• _The request_
Check every line below for the word "this" and show those that hold it.

• _Entries supplied_
☆ ☆ ☆ ☆
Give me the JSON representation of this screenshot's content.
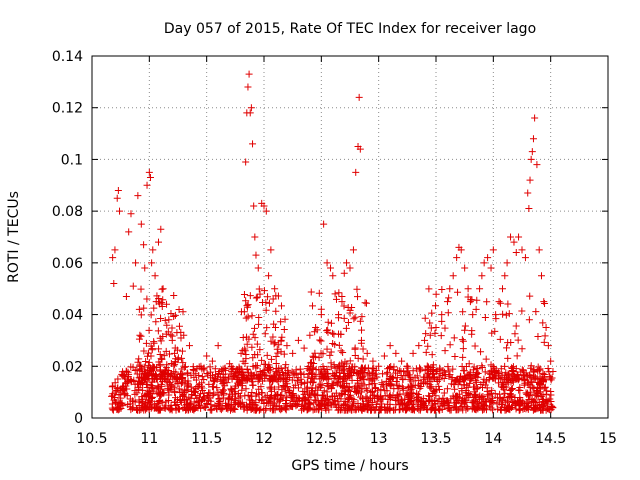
{
  "chart_data": {
    "type": "scatter",
    "title": "Day 057 of 2015, Rate Of TEC Index for receiver lago",
    "xlabel": "GPS time / hours",
    "ylabel": "ROTI / TECUs",
    "xlim": [
      10.5,
      15
    ],
    "ylim": [
      0,
      0.14
    ],
    "x_ticks": [
      10.5,
      11,
      11.5,
      12,
      12.5,
      13,
      13.5,
      14,
      14.5,
      15
    ],
    "x_tick_labels": [
      "10.5",
      "11",
      "11.5",
      "12",
      "12.5",
      "13",
      "13.5",
      "14",
      "14.5",
      "15"
    ],
    "y_ticks": [
      0,
      0.02,
      0.04,
      0.06,
      0.08,
      0.1,
      0.12,
      0.14
    ],
    "y_tick_labels": [
      "0",
      "0.02",
      "0.04",
      "0.06",
      "0.08",
      "0.1",
      "0.12",
      "0.14"
    ],
    "grid": true,
    "marker": "+",
    "color": "#e00000",
    "series": [
      {
        "name": "ROTI",
        "x": [
          10.68,
          10.69,
          10.7,
          10.72,
          10.73,
          10.74,
          10.8,
          10.82,
          10.84,
          10.86,
          10.88,
          10.9,
          10.93,
          10.95,
          10.96,
          10.98,
          11.0,
          11.01,
          11.02,
          11.03,
          11.05,
          11.06,
          11.08,
          11.1,
          11.12,
          11.15,
          11.17,
          11.2,
          11.22,
          11.3,
          11.35,
          11.45,
          11.5,
          11.55,
          11.6,
          11.7,
          11.8,
          11.84,
          11.85,
          11.86,
          11.87,
          11.88,
          11.89,
          11.9,
          11.91,
          11.92,
          11.93,
          11.95,
          11.98,
          12.0,
          12.02,
          12.04,
          12.06,
          12.08,
          12.1,
          12.15,
          12.2,
          12.25,
          12.3,
          12.35,
          12.4,
          12.45,
          12.5,
          12.52,
          12.55,
          12.58,
          12.6,
          12.62,
          12.65,
          12.68,
          12.7,
          12.72,
          12.75,
          12.78,
          12.8,
          12.82,
          12.83,
          12.84,
          12.85,
          12.9,
          12.95,
          13.0,
          13.05,
          13.1,
          13.15,
          13.2,
          13.25,
          13.3,
          13.35,
          13.4,
          13.45,
          13.5,
          13.55,
          13.6,
          13.62,
          13.65,
          13.68,
          13.7,
          13.72,
          13.75,
          13.78,
          13.8,
          13.82,
          13.85,
          13.88,
          13.9,
          13.92,
          13.95,
          13.98,
          14.0,
          14.02,
          14.05,
          14.08,
          14.1,
          14.12,
          14.15,
          14.18,
          14.2,
          14.22,
          14.25,
          14.28,
          14.3,
          14.31,
          14.32,
          14.33,
          14.34,
          14.35,
          14.36,
          14.38,
          14.4,
          14.42,
          14.44,
          14.46,
          14.48,
          14.5,
          14.52
        ],
        "y": [
          0.062,
          0.052,
          0.065,
          0.085,
          0.088,
          0.08,
          0.047,
          0.072,
          0.079,
          0.051,
          0.06,
          0.086,
          0.075,
          0.067,
          0.058,
          0.09,
          0.095,
          0.093,
          0.06,
          0.065,
          0.055,
          0.045,
          0.068,
          0.073,
          0.05,
          0.044,
          0.038,
          0.03,
          0.025,
          0.032,
          0.028,
          0.02,
          0.024,
          0.022,
          0.028,
          0.021,
          0.025,
          0.099,
          0.118,
          0.128,
          0.133,
          0.118,
          0.12,
          0.106,
          0.082,
          0.07,
          0.063,
          0.058,
          0.083,
          0.082,
          0.08,
          0.055,
          0.065,
          0.046,
          0.035,
          0.03,
          0.028,
          0.025,
          0.03,
          0.027,
          0.032,
          0.035,
          0.04,
          0.075,
          0.06,
          0.058,
          0.055,
          0.048,
          0.04,
          0.045,
          0.056,
          0.06,
          0.058,
          0.065,
          0.095,
          0.105,
          0.124,
          0.104,
          0.03,
          0.025,
          0.022,
          0.02,
          0.024,
          0.028,
          0.025,
          0.022,
          0.02,
          0.025,
          0.028,
          0.03,
          0.032,
          0.035,
          0.04,
          0.045,
          0.05,
          0.055,
          0.062,
          0.066,
          0.065,
          0.058,
          0.05,
          0.045,
          0.04,
          0.042,
          0.05,
          0.055,
          0.06,
          0.062,
          0.058,
          0.065,
          0.04,
          0.045,
          0.05,
          0.055,
          0.06,
          0.07,
          0.068,
          0.064,
          0.07,
          0.065,
          0.062,
          0.087,
          0.081,
          0.092,
          0.1,
          0.103,
          0.108,
          0.116,
          0.098,
          0.065,
          0.055,
          0.045,
          0.035,
          0.028,
          0.022,
          0.018
        ]
      }
    ],
    "background_band": {
      "x_range": [
        10.67,
        14.52
      ],
      "y_range": [
        0.003,
        0.02
      ],
      "note": "dense cluster of points"
    }
  }
}
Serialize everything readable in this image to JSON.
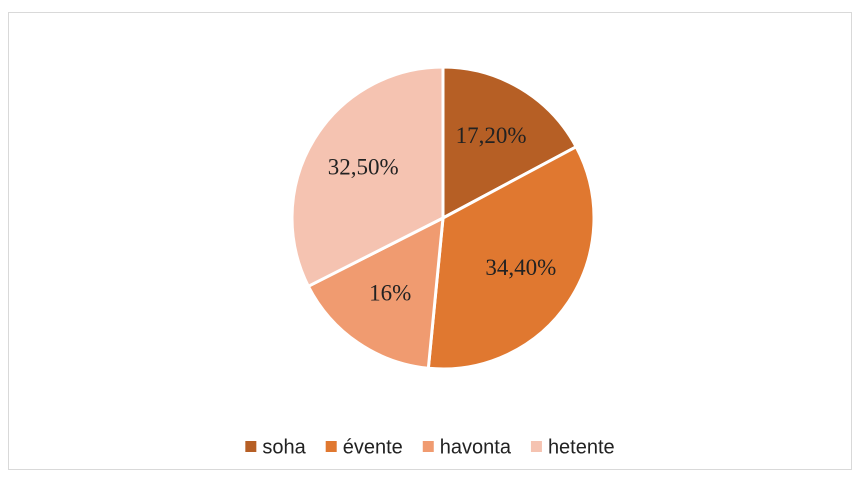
☆ ☆ ☆ ☆
• _Exercise result_
Give me the JSON representation of this screenshot's content.
Serialize everything readable in this image to JSON.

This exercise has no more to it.